» Input rows:
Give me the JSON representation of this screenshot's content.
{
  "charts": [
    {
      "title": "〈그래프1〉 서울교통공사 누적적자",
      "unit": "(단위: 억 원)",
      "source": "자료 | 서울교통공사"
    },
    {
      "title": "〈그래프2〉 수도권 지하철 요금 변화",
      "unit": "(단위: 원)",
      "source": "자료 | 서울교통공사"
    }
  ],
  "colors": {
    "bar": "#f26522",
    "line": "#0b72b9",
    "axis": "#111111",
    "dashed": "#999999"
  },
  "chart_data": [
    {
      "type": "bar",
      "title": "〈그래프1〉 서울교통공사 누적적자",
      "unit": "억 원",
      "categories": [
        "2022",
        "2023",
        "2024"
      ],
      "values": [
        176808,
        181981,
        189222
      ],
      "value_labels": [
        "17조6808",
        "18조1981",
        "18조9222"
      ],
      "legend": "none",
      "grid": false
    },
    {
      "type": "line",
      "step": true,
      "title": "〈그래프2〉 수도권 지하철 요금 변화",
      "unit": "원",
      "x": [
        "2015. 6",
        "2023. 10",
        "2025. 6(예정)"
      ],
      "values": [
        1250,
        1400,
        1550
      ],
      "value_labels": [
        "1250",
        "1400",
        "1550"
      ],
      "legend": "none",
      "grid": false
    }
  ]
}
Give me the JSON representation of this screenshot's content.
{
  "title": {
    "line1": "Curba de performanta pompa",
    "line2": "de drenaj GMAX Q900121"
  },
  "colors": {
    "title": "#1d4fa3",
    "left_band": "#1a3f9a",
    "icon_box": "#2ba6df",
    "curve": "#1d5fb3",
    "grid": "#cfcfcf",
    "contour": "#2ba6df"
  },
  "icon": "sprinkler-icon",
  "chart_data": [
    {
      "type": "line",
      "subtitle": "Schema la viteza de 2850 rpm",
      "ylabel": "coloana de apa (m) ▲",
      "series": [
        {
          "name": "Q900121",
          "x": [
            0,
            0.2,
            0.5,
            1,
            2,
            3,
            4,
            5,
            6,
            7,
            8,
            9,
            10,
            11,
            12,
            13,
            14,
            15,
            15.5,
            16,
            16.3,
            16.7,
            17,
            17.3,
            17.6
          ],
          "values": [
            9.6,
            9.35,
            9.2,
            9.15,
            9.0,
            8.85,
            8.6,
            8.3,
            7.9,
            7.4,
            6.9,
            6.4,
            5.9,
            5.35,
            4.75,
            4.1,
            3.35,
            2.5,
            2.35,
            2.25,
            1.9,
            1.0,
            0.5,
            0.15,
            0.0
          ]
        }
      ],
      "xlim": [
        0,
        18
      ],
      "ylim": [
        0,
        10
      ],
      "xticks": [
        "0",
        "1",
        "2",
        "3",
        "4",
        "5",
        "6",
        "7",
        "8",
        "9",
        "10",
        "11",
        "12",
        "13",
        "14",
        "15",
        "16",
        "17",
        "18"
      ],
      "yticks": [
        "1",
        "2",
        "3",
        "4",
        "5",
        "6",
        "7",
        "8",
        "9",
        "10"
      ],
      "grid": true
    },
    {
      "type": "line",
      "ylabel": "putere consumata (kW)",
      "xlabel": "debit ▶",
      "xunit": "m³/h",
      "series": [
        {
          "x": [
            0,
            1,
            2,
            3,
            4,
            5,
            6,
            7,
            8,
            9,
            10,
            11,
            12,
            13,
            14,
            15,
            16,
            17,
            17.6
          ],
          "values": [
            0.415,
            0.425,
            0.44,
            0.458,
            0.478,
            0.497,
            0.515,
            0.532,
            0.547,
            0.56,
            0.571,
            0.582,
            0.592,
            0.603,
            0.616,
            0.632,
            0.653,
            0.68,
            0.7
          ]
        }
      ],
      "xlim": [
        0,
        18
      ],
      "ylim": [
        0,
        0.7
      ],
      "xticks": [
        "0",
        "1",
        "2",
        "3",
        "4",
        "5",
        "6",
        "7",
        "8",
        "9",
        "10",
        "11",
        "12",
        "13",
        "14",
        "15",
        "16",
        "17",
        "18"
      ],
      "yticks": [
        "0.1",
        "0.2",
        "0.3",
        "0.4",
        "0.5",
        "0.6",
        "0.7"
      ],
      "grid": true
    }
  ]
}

» Goal:
Produce an exact copy of the whole listing.

» Written reply:
Give me the JSON representation of this screenshot's content.
{
  "charts": [
    {
      "title": "〈그래프1〉 서울교통공사 누적적자",
      "unit": "(단위: 억 원)",
      "source": "자료 | 서울교통공사"
    },
    {
      "title": "〈그래프2〉 수도권 지하철 요금 변화",
      "unit": "(단위: 원)",
      "source": "자료 | 서울교통공사"
    }
  ],
  "colors": {
    "bar": "#f26522",
    "line": "#0b72b9",
    "axis": "#111111",
    "dashed": "#999999"
  },
  "chart_data": [
    {
      "type": "bar",
      "title": "〈그래프1〉 서울교통공사 누적적자",
      "unit": "억 원",
      "categories": [
        "2022",
        "2023",
        "2024"
      ],
      "values": [
        176808,
        181981,
        189222
      ],
      "value_labels": [
        "17조6808",
        "18조1981",
        "18조9222"
      ],
      "legend": "none",
      "grid": false
    },
    {
      "type": "line",
      "step": true,
      "title": "〈그래프2〉 수도권 지하철 요금 변화",
      "unit": "원",
      "x": [
        "2015. 6",
        "2023. 10",
        "2025. 6(예정)"
      ],
      "values": [
        1250,
        1400,
        1550
      ],
      "value_labels": [
        "1250",
        "1400",
        "1550"
      ],
      "legend": "none",
      "grid": false
    }
  ]
}
Give me the JSON representation of this screenshot's content.
{
  "title": {
    "line1": "Curba de performanta pompa",
    "line2": "de drenaj GMAX Q900121"
  },
  "colors": {
    "title": "#1d4fa3",
    "left_band": "#1a3f9a",
    "icon_box": "#2ba6df",
    "curve": "#1d5fb3",
    "grid": "#cfcfcf",
    "contour": "#2ba6df"
  },
  "icon": "sprinkler-icon",
  "chart_data": [
    {
      "type": "line",
      "subtitle": "Schema la viteza de 2850 rpm",
      "ylabel": "coloana de apa (m) ▲",
      "series": [
        {
          "name": "Q900121",
          "x": [
            0,
            0.2,
            0.5,
            1,
            2,
            3,
            4,
            5,
            6,
            7,
            8,
            9,
            10,
            11,
            12,
            13,
            14,
            15,
            15.5,
            16,
            16.3,
            16.7,
            17,
            17.3,
            17.6
          ],
          "values": [
            9.6,
            9.35,
            9.2,
            9.15,
            9.0,
            8.85,
            8.6,
            8.3,
            7.9,
            7.4,
            6.9,
            6.4,
            5.9,
            5.35,
            4.75,
            4.1,
            3.35,
            2.5,
            2.35,
            2.25,
            1.9,
            1.0,
            0.5,
            0.15,
            0.0
          ]
        }
      ],
      "xlim": [
        0,
        18
      ],
      "ylim": [
        0,
        10
      ],
      "xticks": [
        "0",
        "1",
        "2",
        "3",
        "4",
        "5",
        "6",
        "7",
        "8",
        "9",
        "10",
        "11",
        "12",
        "13",
        "14",
        "15",
        "16",
        "17",
        "18"
      ],
      "yticks": [
        "1",
        "2",
        "3",
        "4",
        "5",
        "6",
        "7",
        "8",
        "9",
        "10"
      ],
      "grid": true
    },
    {
      "type": "line",
      "ylabel": "putere consumata (kW)",
      "xlabel": "debit ▶",
      "xunit": "m³/h",
      "series": [
        {
          "x": [
            0,
            1,
            2,
            3,
            4,
            5,
            6,
            7,
            8,
            9,
            10,
            11,
            12,
            13,
            14,
            15,
            16,
            17,
            17.6
          ],
          "values": [
            0.415,
            0.425,
            0.44,
            0.458,
            0.478,
            0.497,
            0.515,
            0.532,
            0.547,
            0.56,
            0.571,
            0.582,
            0.592,
            0.603,
            0.616,
            0.632,
            0.653,
            0.68,
            0.7
          ]
        }
      ],
      "xlim": [
        0,
        18
      ],
      "ylim": [
        0,
        0.7
      ],
      "xticks": [
        "0",
        "1",
        "2",
        "3",
        "4",
        "5",
        "6",
        "7",
        "8",
        "9",
        "10",
        "11",
        "12",
        "13",
        "14",
        "15",
        "16",
        "17",
        "18"
      ],
      "yticks": [
        "0.1",
        "0.2",
        "0.3",
        "0.4",
        "0.5",
        "0.6",
        "0.7"
      ],
      "grid": true
    }
  ]
}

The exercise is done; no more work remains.